■ Goal
Every entry needs to be printed exactly, please.

■ Dataset records
● ● ● ● ●

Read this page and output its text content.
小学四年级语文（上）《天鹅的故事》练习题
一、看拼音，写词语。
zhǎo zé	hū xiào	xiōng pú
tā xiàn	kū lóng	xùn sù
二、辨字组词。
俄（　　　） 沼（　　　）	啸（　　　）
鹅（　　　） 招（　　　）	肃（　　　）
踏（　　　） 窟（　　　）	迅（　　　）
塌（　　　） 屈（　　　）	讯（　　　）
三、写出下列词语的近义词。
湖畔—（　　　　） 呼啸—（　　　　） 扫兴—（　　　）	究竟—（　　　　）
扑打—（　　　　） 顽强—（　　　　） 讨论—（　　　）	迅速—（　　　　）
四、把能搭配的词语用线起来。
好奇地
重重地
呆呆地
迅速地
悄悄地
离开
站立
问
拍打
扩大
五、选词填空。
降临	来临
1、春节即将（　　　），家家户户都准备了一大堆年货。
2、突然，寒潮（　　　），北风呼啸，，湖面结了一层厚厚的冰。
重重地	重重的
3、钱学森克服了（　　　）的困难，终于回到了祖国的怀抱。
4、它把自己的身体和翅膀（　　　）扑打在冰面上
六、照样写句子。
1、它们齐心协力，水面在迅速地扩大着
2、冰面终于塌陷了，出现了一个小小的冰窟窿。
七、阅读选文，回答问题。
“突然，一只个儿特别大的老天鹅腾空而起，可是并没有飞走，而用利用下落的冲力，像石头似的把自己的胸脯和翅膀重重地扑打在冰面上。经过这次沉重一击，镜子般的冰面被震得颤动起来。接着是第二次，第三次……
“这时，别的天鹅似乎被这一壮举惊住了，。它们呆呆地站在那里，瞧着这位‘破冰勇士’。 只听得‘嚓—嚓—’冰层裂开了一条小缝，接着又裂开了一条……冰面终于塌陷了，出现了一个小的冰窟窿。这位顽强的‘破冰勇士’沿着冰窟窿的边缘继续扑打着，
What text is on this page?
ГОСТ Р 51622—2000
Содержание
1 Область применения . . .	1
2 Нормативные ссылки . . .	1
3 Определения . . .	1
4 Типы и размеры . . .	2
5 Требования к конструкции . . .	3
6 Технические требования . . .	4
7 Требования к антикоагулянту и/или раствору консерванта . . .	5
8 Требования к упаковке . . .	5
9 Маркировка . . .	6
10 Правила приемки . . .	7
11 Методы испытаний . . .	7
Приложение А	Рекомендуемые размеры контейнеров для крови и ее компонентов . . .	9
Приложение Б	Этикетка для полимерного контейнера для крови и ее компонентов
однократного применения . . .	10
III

● ● ● ● ●

■ Written solution
Read this page and output its text content.
小学四年级语文（上）《天鹅的故事》练习题
一、看拼音，写词语。
zhǎo zé	hū xiào	xiōng pú
tā xiàn	kū lóng	xùn sù
二、辨字组词。
俄（　　　） 沼（　　　）	啸（　　　）
鹅（　　　） 招（　　　）	肃（　　　）
踏（　　　） 窟（　　　）	迅（　　　）
塌（　　　） 屈（　　　）	讯（　　　）
三、写出下列词语的近义词。
湖畔—（　　　　） 呼啸—（　　　　） 扫兴—（　　　）	究竟—（　　　　）
扑打—（　　　　） 顽强—（　　　　） 讨论—（　　　）	迅速—（　　　　）
四、把能搭配的词语用线起来。
好奇地
重重地
呆呆地
迅速地
悄悄地
离开
站立
问
拍打
扩大
五、选词填空。
降临	来临
1、春节即将（　　　），家家户户都准备了一大堆年货。
2、突然，寒潮（　　　），北风呼啸，，湖面结了一层厚厚的冰。
重重地	重重的
3、钱学森克服了（　　　）的困难，终于回到了祖国的怀抱。
4、它把自己的身体和翅膀（　　　）扑打在冰面上
六、照样写句子。
1、它们齐心协力，水面在迅速地扩大着
2、冰面终于塌陷了，出现了一个小小的冰窟窿。
七、阅读选文，回答问题。
“突然，一只个儿特别大的老天鹅腾空而起，可是并没有飞走，而用利用下落的冲力，像石头似的把自己的胸脯和翅膀重重地扑打在冰面上。经过这次沉重一击，镜子般的冰面被震得颤动起来。接着是第二次，第三次……
“这时，别的天鹅似乎被这一壮举惊住了，。它们呆呆地站在那里，瞧着这位‘破冰勇士’。 只听得‘嚓—嚓—’冰层裂开了一条小缝，接着又裂开了一条……冰面终于塌陷了，出现了一个小的冰窟窿。这位顽强的‘破冰勇士’沿着冰窟窿的边缘继续扑打着，
What text is on this page?
ГОСТ Р 51622—2000
Содержание
1 Область применения . . .	1
2 Нормативные ссылки . . .	1
3 Определения . . .	1
4 Типы и размеры . . .	2
5 Требования к конструкции . . .	3
6 Технические требования . . .	4
7 Требования к антикоагулянту и/или раствору консерванта . . .	5
8 Требования к упаковке . . .	5
9 Маркировка . . .	6
10 Правила приемки . . .	7
11 Методы испытаний . . .	7
Приложение А	Рекомендуемые размеры контейнеров для крови и ее компонентов . . .	9
Приложение Б	Этикетка для полимерного контейнера для крови и ее компонентов
однократного применения . . .	10
III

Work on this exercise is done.